---------- Record set ----------

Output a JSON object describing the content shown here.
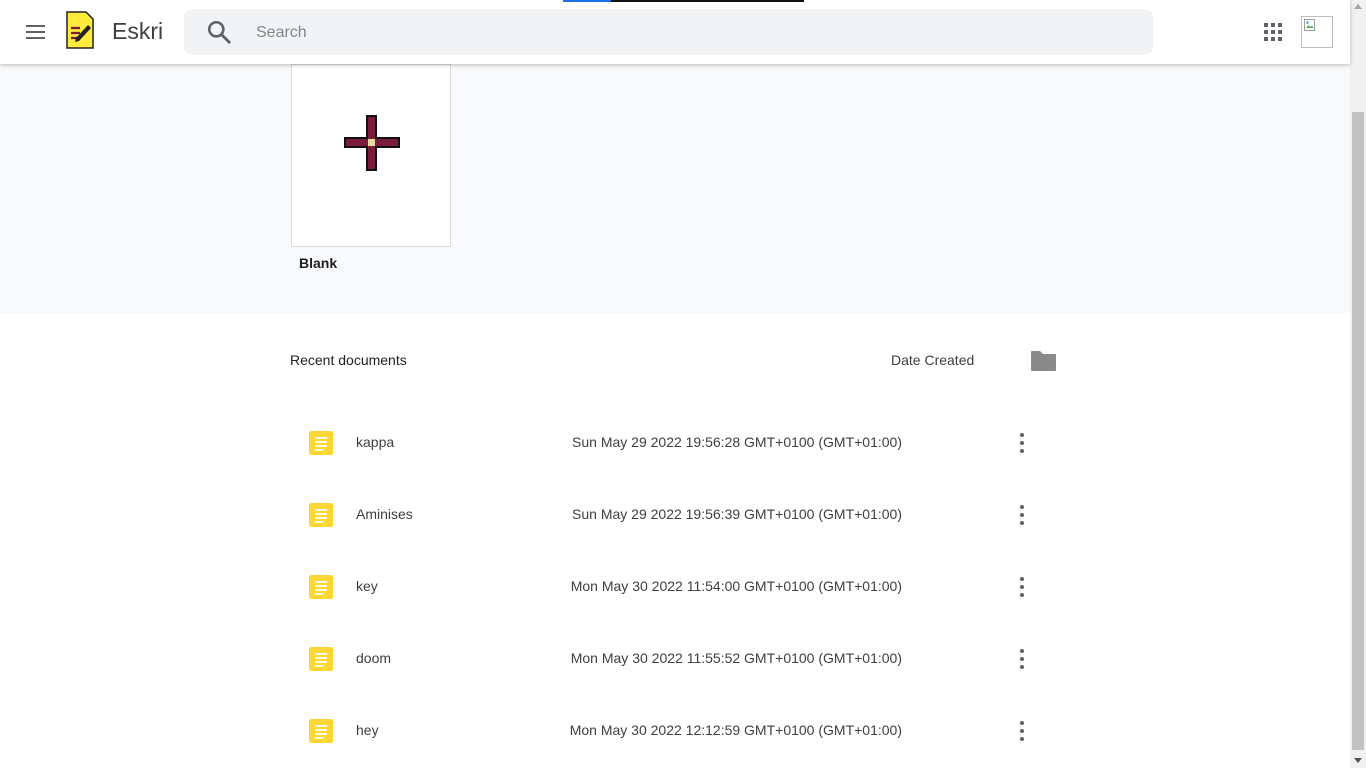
{
  "header": {
    "app_title": "Eskri",
    "search_placeholder": "Search",
    "loading_progress": 0.2
  },
  "templates": {
    "blank_label": "Blank"
  },
  "recent": {
    "title": "Recent documents",
    "sort_label": "Date Created",
    "documents": [
      {
        "name": "kappa",
        "date": "Sun May 29 2022 19:56:28 GMT+0100 (GMT+01:00)"
      },
      {
        "name": "Aminises",
        "date": "Sun May 29 2022 19:56:39 GMT+0100 (GMT+01:00)"
      },
      {
        "name": "key",
        "date": "Mon May 30 2022 11:54:00 GMT+0100 (GMT+01:00)"
      },
      {
        "name": "doom",
        "date": "Mon May 30 2022 11:55:52 GMT+0100 (GMT+01:00)"
      },
      {
        "name": "hey",
        "date": "Mon May 30 2022 12:12:59 GMT+0100 (GMT+01:00)"
      }
    ]
  },
  "icons": {
    "menu": "menu-icon",
    "logo": "note-pencil-logo",
    "search": "search-icon",
    "apps": "apps-grid-icon",
    "avatar": "broken-image-avatar",
    "plus": "plus-icon",
    "folder": "folder-icon",
    "document": "document-icon",
    "more": "more-vert-icon"
  },
  "colors": {
    "doc_icon": "#fdd835",
    "plus_fill": "#7b1c3c",
    "plus_center": "#e8d9a0",
    "progress_fill": "#1a73e8",
    "template_band": "#f8f9fa"
  }
}
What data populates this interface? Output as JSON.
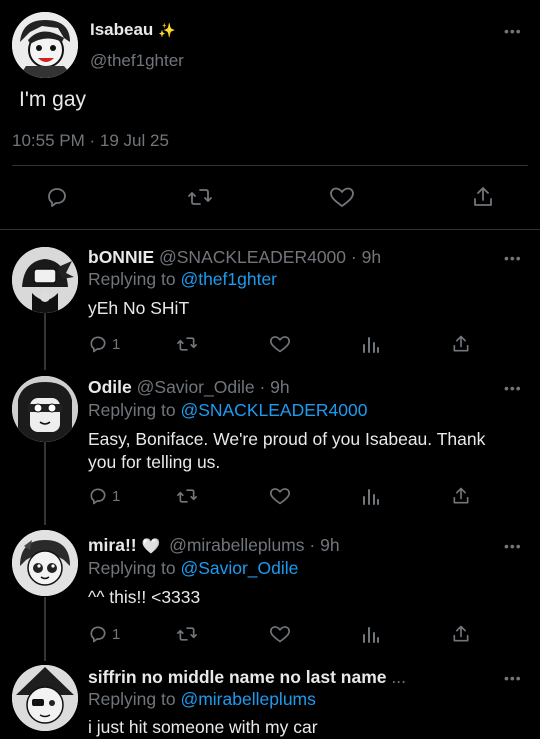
{
  "main_tweet": {
    "display_name": "Isabeau",
    "name_emoji": "✨",
    "handle": "@thef1ghter",
    "text": "I'm gay",
    "time": "10:55 PM",
    "separator": "·",
    "date": "19 Jul 25",
    "more": "•••"
  },
  "replies": [
    {
      "display_name": "bONNIE",
      "handle": "@SNACKLEADER4000",
      "age": "· 9h",
      "replying_label": "Replying to",
      "replying_to": "@thef1ghter",
      "text": "yEh No SHiT",
      "reply_count": "1",
      "more": "•••"
    },
    {
      "display_name": "Odile",
      "handle": "@Savior_Odile",
      "age": "· 9h",
      "replying_label": "Replying to",
      "replying_to": "@SNACKLEADER4000",
      "text_line1": "Easy, Boniface. We're proud of you Isabeau. Thank",
      "text_line2": "you for telling us.",
      "reply_count": "1",
      "more": "•••"
    },
    {
      "display_name": "mira!!",
      "name_emoji": "🤍",
      "handle": "@mirabelleplums",
      "age": "· 9h",
      "replying_label": "Replying to",
      "replying_to": "@Savior_Odile",
      "text": "^^ this!! <3333",
      "reply_count": "1",
      "more": "•••"
    },
    {
      "display_name": "siffrin no middle name no last name",
      "ellipsis": "...",
      "replying_label": "Replying to",
      "replying_to": "@mirabelleplums",
      "text": "i just hit someone with my car",
      "more": "•••"
    }
  ],
  "icons": {
    "reply": "reply-icon",
    "retweet": "retweet-icon",
    "like": "like-icon",
    "views": "views-icon",
    "share": "share-icon"
  },
  "colors": {
    "background": "#000000",
    "text": "#e7e9ea",
    "secondary": "#71767b",
    "accent": "#1d9bf0"
  }
}
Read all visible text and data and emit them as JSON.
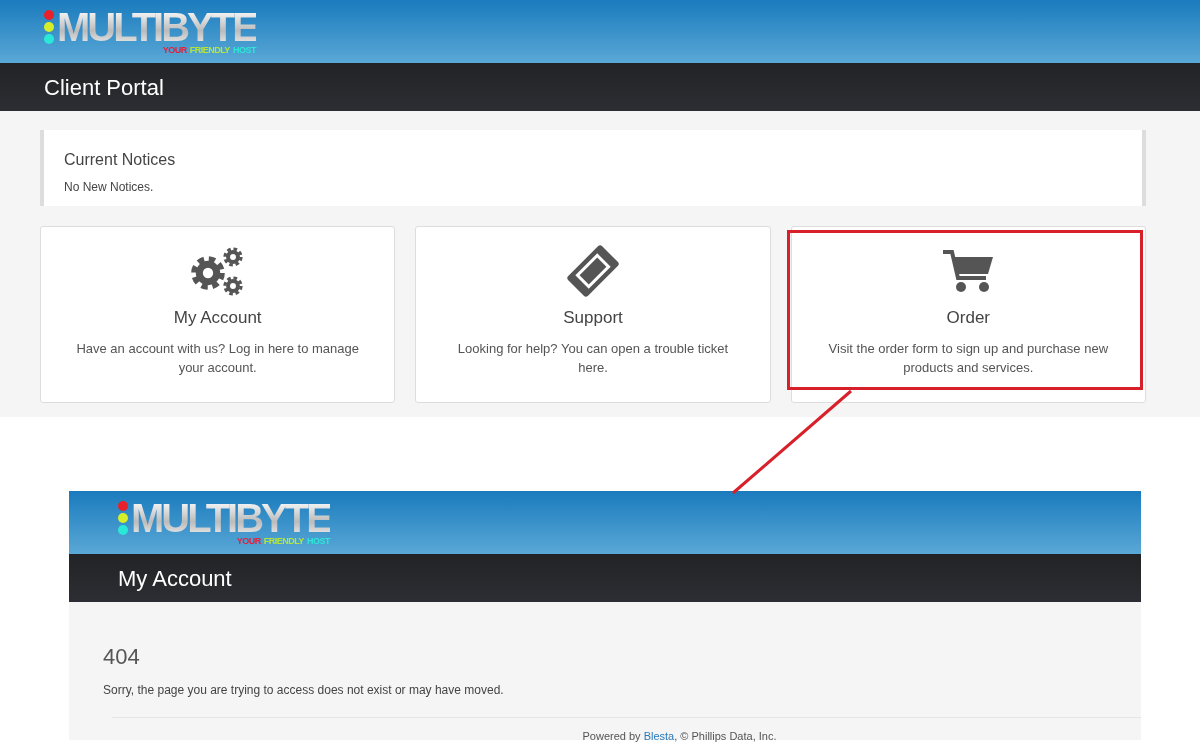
{
  "portal": {
    "logo": {
      "wordmark": "MULTIBYTE",
      "tagline": [
        {
          "text": "YOUR",
          "color": "#e3213b"
        },
        {
          "text": "FRIENDLY",
          "color": "#b8e636"
        },
        {
          "text": "HOST",
          "color": "#2ee6d6"
        }
      ]
    },
    "title": "Client Portal",
    "notices": {
      "heading": "Current Notices",
      "text": "No New Notices."
    },
    "cards": [
      {
        "title": "My Account",
        "text": "Have an account with us? Log in here to manage your account.",
        "highlighted": false
      },
      {
        "title": "Support",
        "text": "Looking for help? You can open a trouble ticket here.",
        "highlighted": false
      },
      {
        "title": "Order",
        "text": "Visit the order form to sign up and purchase new products and services.",
        "highlighted": true
      }
    ]
  },
  "error_page": {
    "logo": {
      "wordmark": "MULTIBYTE",
      "tagline": [
        {
          "text": "YOUR",
          "color": "#e3213b"
        },
        {
          "text": "FRIENDLY",
          "color": "#b8e636"
        },
        {
          "text": "HOST",
          "color": "#2ee6d6"
        }
      ]
    },
    "title": "My Account",
    "code": "404",
    "message": "Sorry, the page you are trying to access does not exist or may have moved.",
    "footer": {
      "prefix": "Powered by ",
      "link": "Blesta",
      "suffix": ", © Phillips Data, Inc."
    }
  }
}
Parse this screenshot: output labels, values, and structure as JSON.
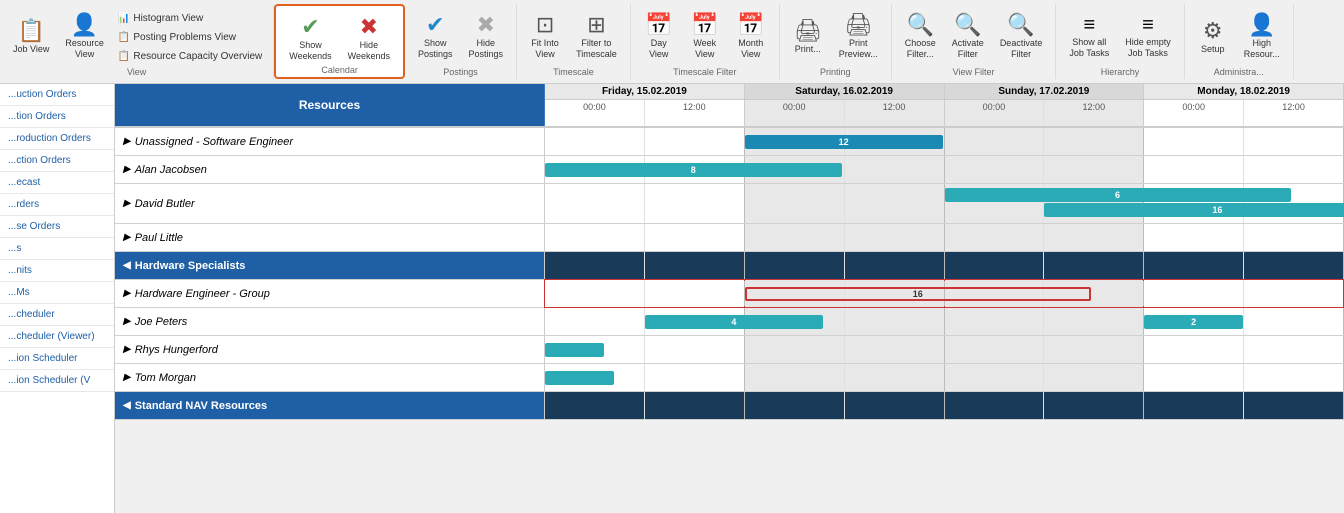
{
  "toolbar": {
    "groups": [
      {
        "name": "view",
        "label": "View",
        "buttons": [
          {
            "id": "job-view",
            "icon": "📋",
            "label": "Job\nView",
            "large": true
          },
          {
            "id": "resource-view",
            "icon": "👤",
            "label": "Resource\nView",
            "large": true
          },
          {
            "id": "view-submenu",
            "small": true,
            "items": [
              {
                "id": "histogram-view",
                "icon": "📊",
                "label": "Histogram View"
              },
              {
                "id": "posting-problems-view",
                "icon": "📋",
                "label": "Posting Problems View"
              },
              {
                "id": "resource-capacity-overview",
                "icon": "📋",
                "label": "Resource Capacity Overview"
              }
            ]
          }
        ]
      },
      {
        "name": "calendar",
        "label": "Calendar",
        "active": true,
        "buttons": [
          {
            "id": "show-weekends",
            "icon": "✔",
            "iconClass": "icon-check",
            "label": "Show\nWeekends",
            "large": true
          },
          {
            "id": "hide-weekends",
            "icon": "✖",
            "iconClass": "icon-x",
            "label": "Hide\nWeekends",
            "large": true
          }
        ]
      },
      {
        "name": "postings",
        "label": "Postings",
        "buttons": [
          {
            "id": "show-postings",
            "icon": "✔",
            "iconClass": "icon-check-blue",
            "label": "Show\nPostings",
            "large": true
          },
          {
            "id": "hide-postings",
            "icon": "✖",
            "iconClass": "icon-x-gray",
            "label": "Hide\nPostings",
            "large": true
          }
        ]
      },
      {
        "name": "timescale",
        "label": "Timescale",
        "buttons": [
          {
            "id": "fit-into-view",
            "icon": "⊡",
            "label": "Fit Into\nView",
            "large": true
          },
          {
            "id": "filter-to-timescale",
            "icon": "⊞",
            "label": "Filter to\nTimescale",
            "large": true
          }
        ]
      },
      {
        "name": "timescale-filter",
        "label": "Timescale Filter",
        "buttons": [
          {
            "id": "day-view",
            "icon": "📅",
            "label": "Day\nView",
            "large": true
          },
          {
            "id": "week-view",
            "icon": "📅",
            "label": "Week\nView",
            "large": true
          },
          {
            "id": "month-view",
            "icon": "📅",
            "label": "Month\nView",
            "large": true
          }
        ]
      },
      {
        "name": "printing",
        "label": "Printing",
        "buttons": [
          {
            "id": "print",
            "icon": "🖨",
            "label": "Print...",
            "large": true
          },
          {
            "id": "print-preview",
            "icon": "🖨",
            "label": "Print\nPreview...",
            "large": true
          }
        ]
      },
      {
        "name": "view-filter",
        "label": "View Filter",
        "buttons": [
          {
            "id": "choose-filter",
            "icon": "🔍",
            "label": "Choose\nFilter...",
            "large": true
          },
          {
            "id": "activate-filter",
            "icon": "🔍",
            "label": "Activate\nFilter",
            "large": true
          },
          {
            "id": "deactivate-filter",
            "icon": "🔍",
            "label": "Deactivate\nFilter",
            "large": true
          }
        ]
      },
      {
        "name": "hierarchy",
        "label": "Hierarchy",
        "buttons": [
          {
            "id": "show-all-job-tasks",
            "icon": "≡",
            "label": "Show all\nJob Tasks",
            "large": true
          },
          {
            "id": "hide-empty-job-tasks",
            "icon": "≡",
            "label": "Hide empty\nJob Tasks",
            "large": true
          }
        ]
      },
      {
        "name": "administra",
        "label": "Administra...",
        "buttons": [
          {
            "id": "setup",
            "icon": "⚙",
            "label": "Setup",
            "large": true
          },
          {
            "id": "high-resource",
            "icon": "👤",
            "label": "High\nResour...",
            "large": true
          }
        ]
      }
    ]
  },
  "sidebar": {
    "items": [
      {
        "id": "production-orders-1",
        "label": "...uction Orders"
      },
      {
        "id": "production-orders-2",
        "label": "...tion Orders"
      },
      {
        "id": "production-orders-3",
        "label": "...roduction Orders"
      },
      {
        "id": "production-orders-4",
        "label": "...ction Orders"
      },
      {
        "id": "forecast",
        "label": "...ecast"
      },
      {
        "id": "orders",
        "label": "...rders"
      },
      {
        "id": "se-orders",
        "label": "...se Orders"
      },
      {
        "id": "s",
        "label": "...s"
      },
      {
        "id": "units",
        "label": "...nits"
      },
      {
        "id": "ms",
        "label": "...Ms"
      },
      {
        "id": "scheduler",
        "label": "...cheduler"
      },
      {
        "id": "scheduler-viewer",
        "label": "...cheduler (Viewer)"
      },
      {
        "id": "ion-scheduler",
        "label": "...ion Scheduler"
      },
      {
        "id": "ion-scheduler-v",
        "label": "...ion Scheduler (V"
      }
    ]
  },
  "resources_header": "Resources",
  "dates": [
    {
      "label": "Friday, 15.02.2019",
      "weekend": false,
      "times": [
        "00:00",
        "12:00"
      ]
    },
    {
      "label": "Saturday, 16.02.2019",
      "weekend": true,
      "times": [
        "00:00",
        "12:00"
      ]
    },
    {
      "label": "Sunday, 17.02.2019",
      "weekend": true,
      "times": [
        "00:00",
        "12:00"
      ]
    },
    {
      "label": "Monday, 18.02.2019",
      "weekend": false,
      "times": [
        "00:00",
        "12:00"
      ]
    }
  ],
  "resource_rows": [
    {
      "id": "unassigned-sw",
      "type": "item",
      "name": "Unassigned - Software Engineer",
      "bars": [
        {
          "day": 1,
          "half": 1,
          "width": "100%",
          "left": "0%",
          "class": "blue",
          "label": "12"
        }
      ]
    },
    {
      "id": "alan-jacobsen",
      "type": "item",
      "name": "Alan Jacobsen",
      "bars": [
        {
          "day": 0,
          "half": 0,
          "width": "180%",
          "left": "0%",
          "class": "teal",
          "label": "8"
        }
      ]
    },
    {
      "id": "david-butler",
      "type": "item",
      "name": "David Butler",
      "bars": [
        {
          "day": 2,
          "half": 0,
          "width": "180%",
          "left": "0%",
          "class": "teal",
          "label": "6"
        },
        {
          "day": 2,
          "half": 1,
          "width": "100%",
          "left": "0%",
          "class": "teal",
          "label": "16"
        }
      ]
    },
    {
      "id": "paul-little",
      "type": "item",
      "name": "Paul Little",
      "bars": []
    },
    {
      "id": "hardware-specialists",
      "type": "group",
      "name": "Hardware Specialists",
      "bars": []
    },
    {
      "id": "hardware-engineer-group",
      "type": "item",
      "name": "Hardware Engineer - Group",
      "bars": [
        {
          "day": 1,
          "half": 0,
          "width": "200%",
          "left": "0%",
          "class": "red-outline",
          "label": "16"
        }
      ],
      "highlighted": true
    },
    {
      "id": "joe-peters",
      "type": "item",
      "name": "Joe Peters",
      "bars": [
        {
          "day": 0,
          "half": 1,
          "width": "100%",
          "left": "0%",
          "class": "teal",
          "label": "4"
        },
        {
          "day": 3,
          "half": 0,
          "width": "100%",
          "left": "0%",
          "class": "teal",
          "label": "2"
        }
      ]
    },
    {
      "id": "rhys-hungerford",
      "type": "item",
      "name": "Rhys Hungerford",
      "bars": [
        {
          "day": 0,
          "half": 0,
          "width": "50%",
          "left": "0%",
          "class": "teal",
          "label": ""
        }
      ]
    },
    {
      "id": "tom-morgan",
      "type": "item",
      "name": "Tom Morgan",
      "bars": [
        {
          "day": 0,
          "half": 0,
          "width": "60%",
          "left": "0%",
          "class": "teal",
          "label": ""
        }
      ]
    },
    {
      "id": "standard-nav-resources",
      "type": "group",
      "name": "Standard NAV Resources",
      "bars": []
    }
  ]
}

----------

For each line above that contains the word "highlighted", copy that line.

→ **Complete answer**:
        "highlighted": false
        "highlighted": false
        "highlighted": true
      "highlighted": true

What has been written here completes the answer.